Exercise objective: Where a line below holds the string "chevron", copy that line.

### Data lines ###

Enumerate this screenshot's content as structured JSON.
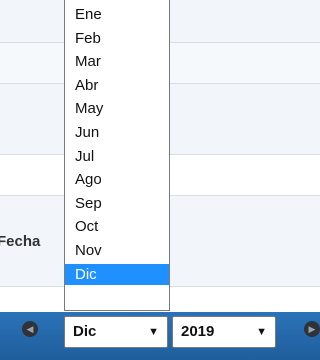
{
  "table": {
    "side_label": "Fecha"
  },
  "dropdown": {
    "options": [
      "Ene",
      "Feb",
      "Mar",
      "Abr",
      "May",
      "Jun",
      "Jul",
      "Ago",
      "Sep",
      "Oct",
      "Nov",
      "Dic"
    ],
    "selected_index": 11
  },
  "footer": {
    "month_select": {
      "value": "Dic",
      "arrow": "▼"
    },
    "year_select": {
      "value": "2019",
      "arrow": "▼"
    },
    "icons": {
      "prev": "chevron-left-icon",
      "next": "chevron-right-icon"
    }
  },
  "colors": {
    "footer_bar": "#1f5e9c",
    "selected_option": "#1e90ff",
    "row_stripe": "#f2f6fb"
  }
}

###

Exercise solution:
      "prev": "chevron-left-icon",
      "next": "chevron-right-icon"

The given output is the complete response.